** begin **

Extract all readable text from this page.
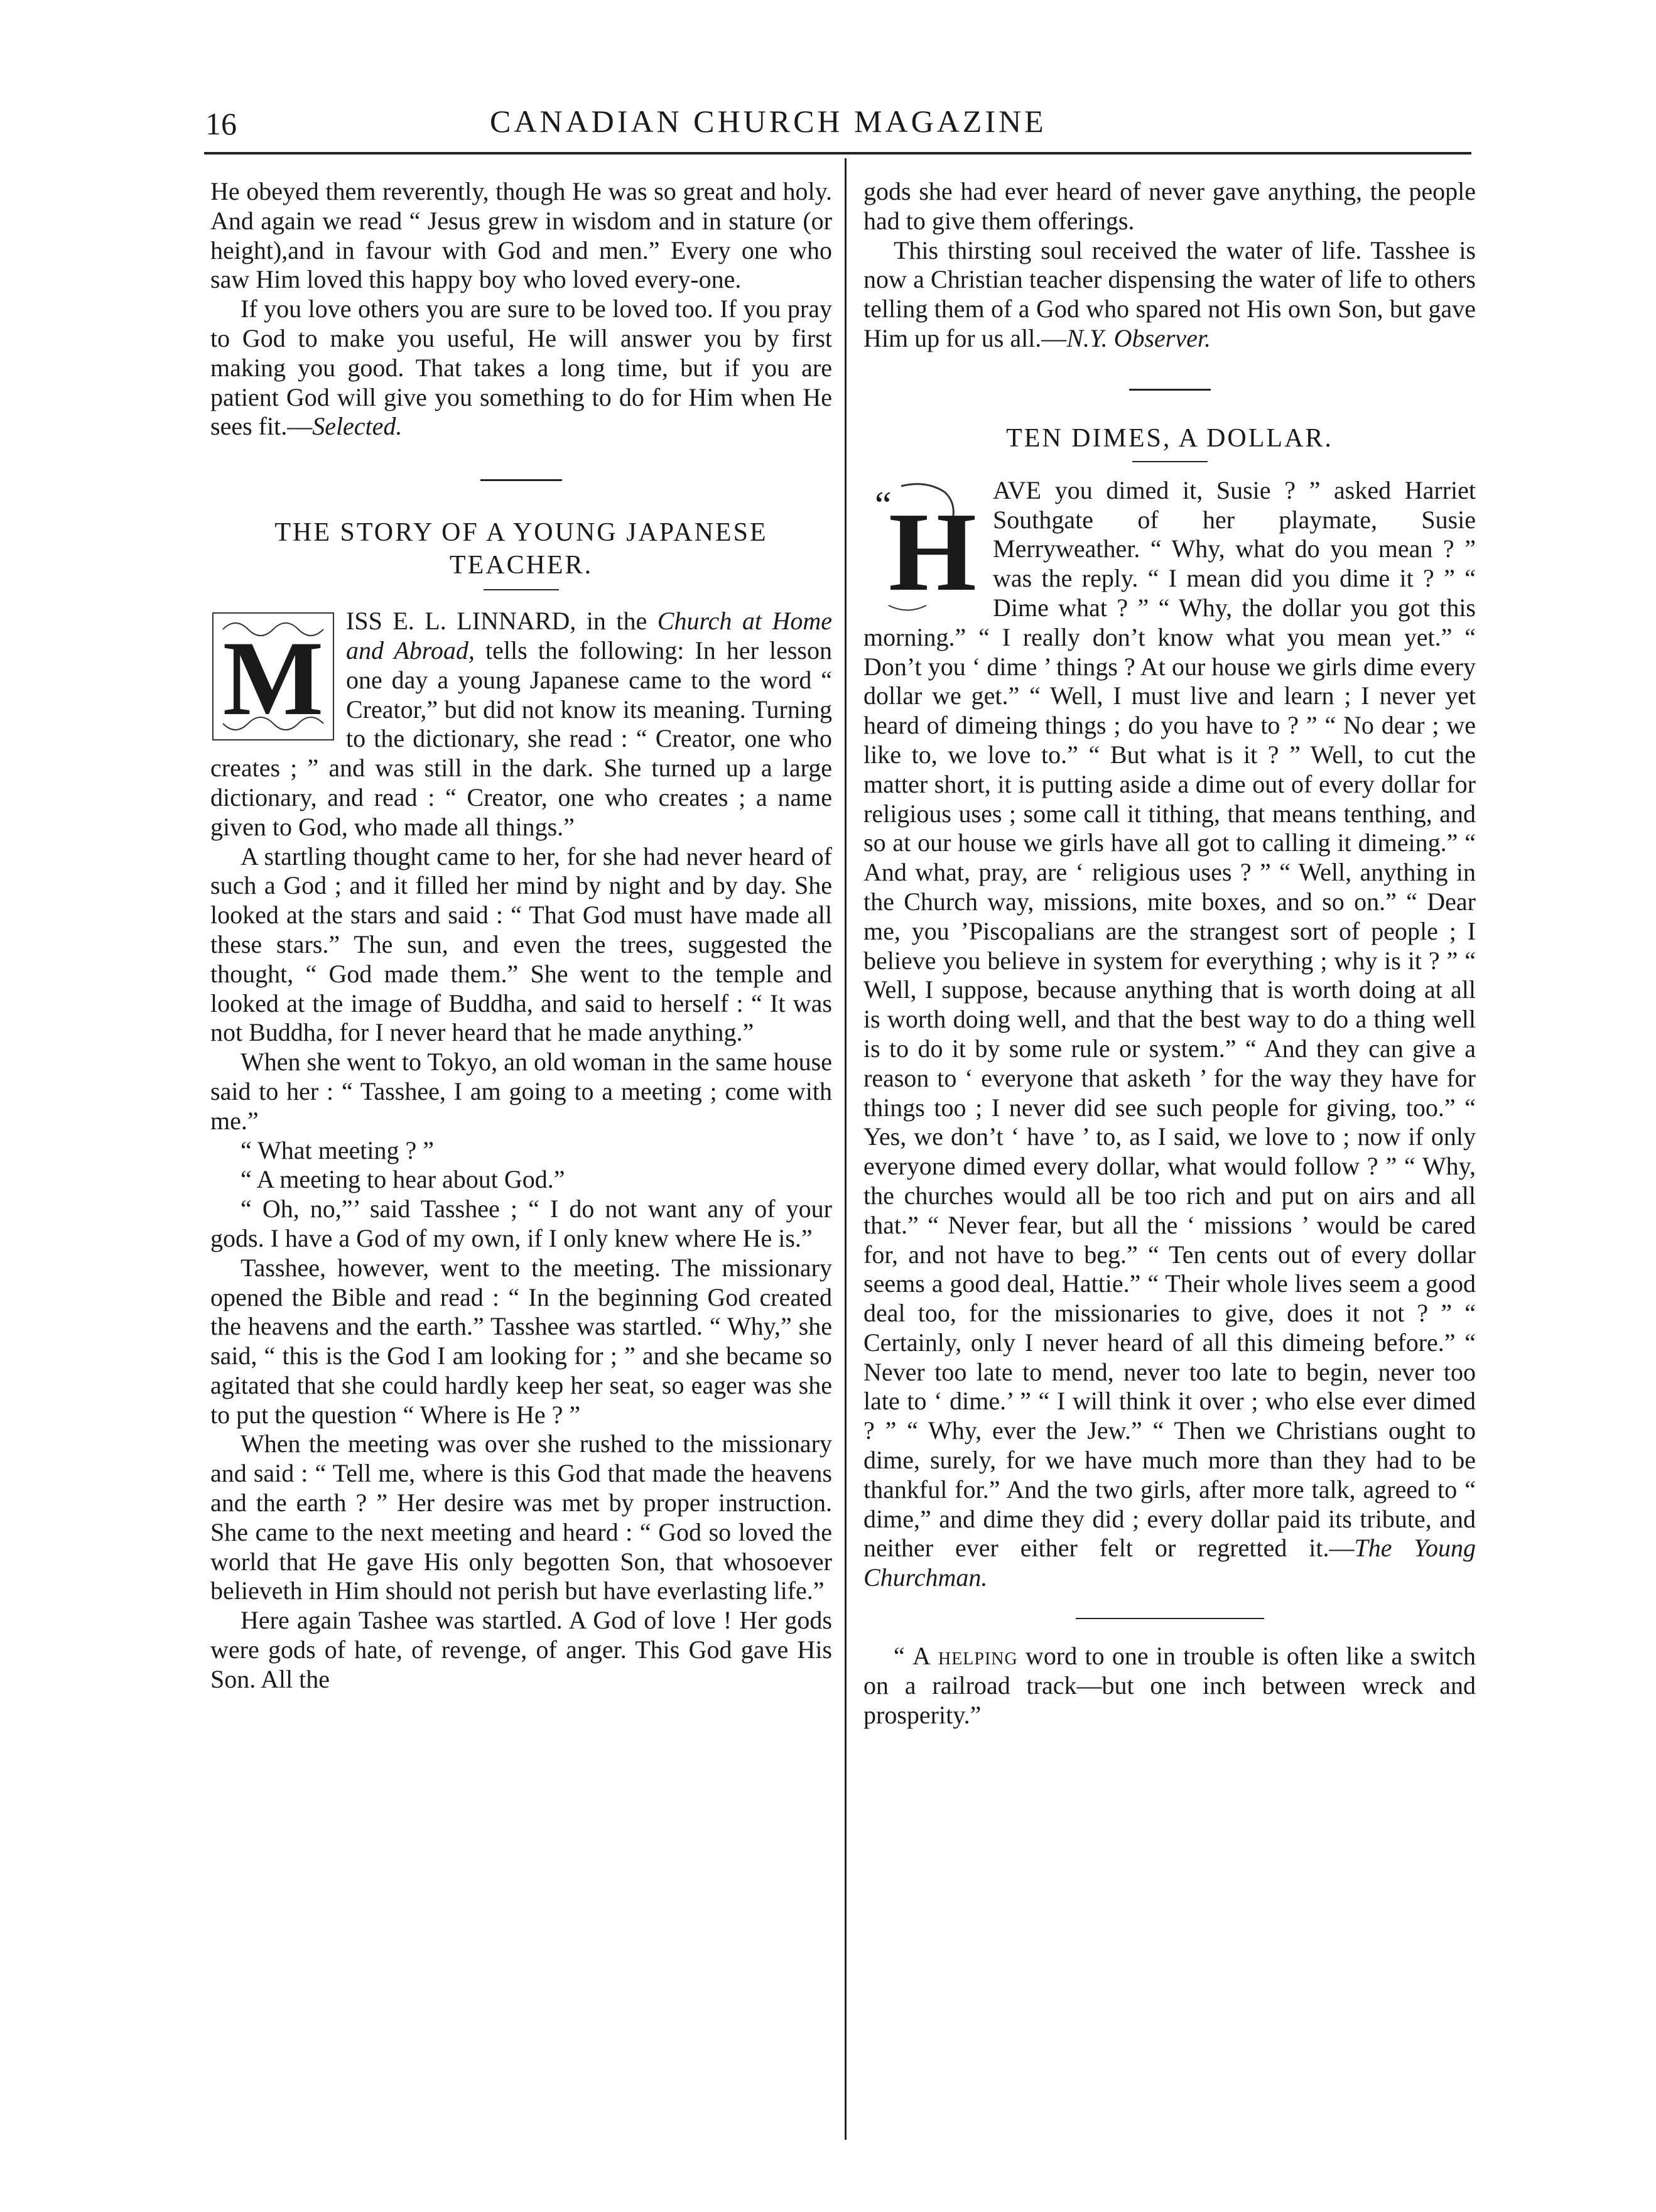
16	CANADIAN CHURCH MAGAZINE

He obeyed them reverently, though He was so great and holy. And again we read “ Jesus grew in wisdom and in stature (or height),and in favour with God and men.” Every one who saw Him loved this happy boy who loved every-one.

If you love others you are sure to be loved too. If you pray to God to make you useful, He will answer you by first making you good. That takes a long time, but if you are patient God will give you something to do for Him when He sees fit.—Selected.

THE STORY OF A YOUNG JAPANESE TEACHER.
M ISS E. L. LINNARD, in the Church at Home and Abroad, tells the following: In her lesson one day a young Japanese came to the word “ Creator,” but did not know its meaning. Turning to the dictionary, she read : “ Creator, one who creates ; ” and was still in the dark. She turned up a large dictionary, and read : “ Creator, one who creates ; a name given to God, who made all things.”

A startling thought came to her, for she had never heard of such a God ; and it filled her mind by night and by day. She looked at the stars and said : “ That God must have made all these stars.” The sun, and even the trees, suggested the thought, “ God made them.” She went to the temple and looked at the image of Buddha, and said to herself : “ It was not Buddha, for I never heard that he made anything.”

When she went to Tokyo, an old woman in the same house said to her : “ Tasshee, I am going to a meeting ; come with me.”

“ What meeting ? ”

“ A meeting to hear about God.”

“ Oh, no,”’ said Tasshee ; “ I do not want any of your gods. I have a God of my own, if I only knew where He is.”

Tasshee, however, went to the meeting. The missionary opened the Bible and read : “ In the beginning God created the heavens and the earth.” Tasshee was startled. “ Why,” she said, “ this is the God I am looking for ; ” and she became so agitated that she could hardly keep her seat, so eager was she to put the question “ Where is He ? ”

When the meeting was over she rushed to the missionary and said : “ Tell me, where is this God that made the heavens and the earth ? ” Her desire was met by proper instruction. She came to the next meeting and heard : “ God so loved the world that He gave His only begotten Son, that whosoever believeth in Him should not perish but have everlasting life.”

Here again Tashee was startled. A God of love ! Her gods were gods of hate, of revenge, of anger. This God gave His Son. All the

gods she had ever heard of never gave anything, the people had to give them offerings.

This thirsting soul received the water of life. Tasshee is now a Christian teacher dispensing the water of life to others telling them of a God who spared not His own Son, but gave Him up for us all.—N.Y. Observer.

TEN DIMES, A DOLLAR.
“
H AVE you dimed it, Susie ? ” asked Harriet Southgate of her playmate, Susie Merryweather. “ Why, what do you mean ? ” was the reply. “ I mean did you dime it ? ” “ Dime what ? ” “ Why, the dollar you got this morning.” “ I really don’t know what you mean yet.” “ Don’t you ‘ dime ’ things ? At our house we girls dime every dollar we get.” “ Well, I must live and learn ; I never yet heard of dimeing things ; do you have to ? ” “ No dear ; we like to, we love to.” “ But what is it ? ” Well, to cut the matter short, it is putting aside a dime out of every dollar for religious uses ; some call it tithing, that means tenthing, and so at our house we girls have all got to calling it dimeing.” “ And what, pray, are ‘ religious uses ? ” “ Well, anything in the Church way, missions, mite boxes, and so on.” “ Dear me, you ’Piscopalians are the strangest sort of people ; I believe you believe in system for everything ; why is it ? ” “ Well, I suppose, because anything that is worth doing at all is worth doing well, and that the best way to do a thing well is to do it by some rule or system.” “ And they can give a reason to ‘ everyone that asketh ’ for the way they have for things too ; I never did see such people for giving, too.” “ Yes, we don’t ‘ have ’ to, as I said, we love to ; now if only everyone dimed every dollar, what would follow ? ” “ Why, the churches would all be too rich and put on airs and all that.” “ Never fear, but all the ‘ missions ’ would be cared for, and not have to beg.” “ Ten cents out of every dollar seems a good deal, Hattie.” “ Their whole lives seem a good deal too, for the missionaries to give, does it not ? ” “ Certainly, only I never heard of all this dimeing before.” “ Never too late to mend, never too late to begin, never too late to ‘ dime.’ ” “ I will think it over ; who else ever dimed ? ” “ Why, ever the Jew.” “ Then we Christians ought to dime, surely, for we have much more than they had to be thankful for.” And the two girls, after more talk, agreed to “ dime,” and dime they did ; every dollar paid its tribute, and neither ever either felt or regretted it.—The Young Churchman.

“ A helping word to one in trouble is often like a switch on a railroad track—but one inch between wreck and prosperity.”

** end **

Your objective. Gather each line of the records holding the string "again".

Exercise output.
He obeyed them reverently, though He was so great and holy. And again we read “ Jesus grew in wisdom and in stature (or height),and in favour with God and men.” Every one who saw Him loved this happy boy who loved every-one.
Here again Tashee was startled. A God of love ! Her gods were gods of hate, of revenge, of anger. This God gave His Son. All the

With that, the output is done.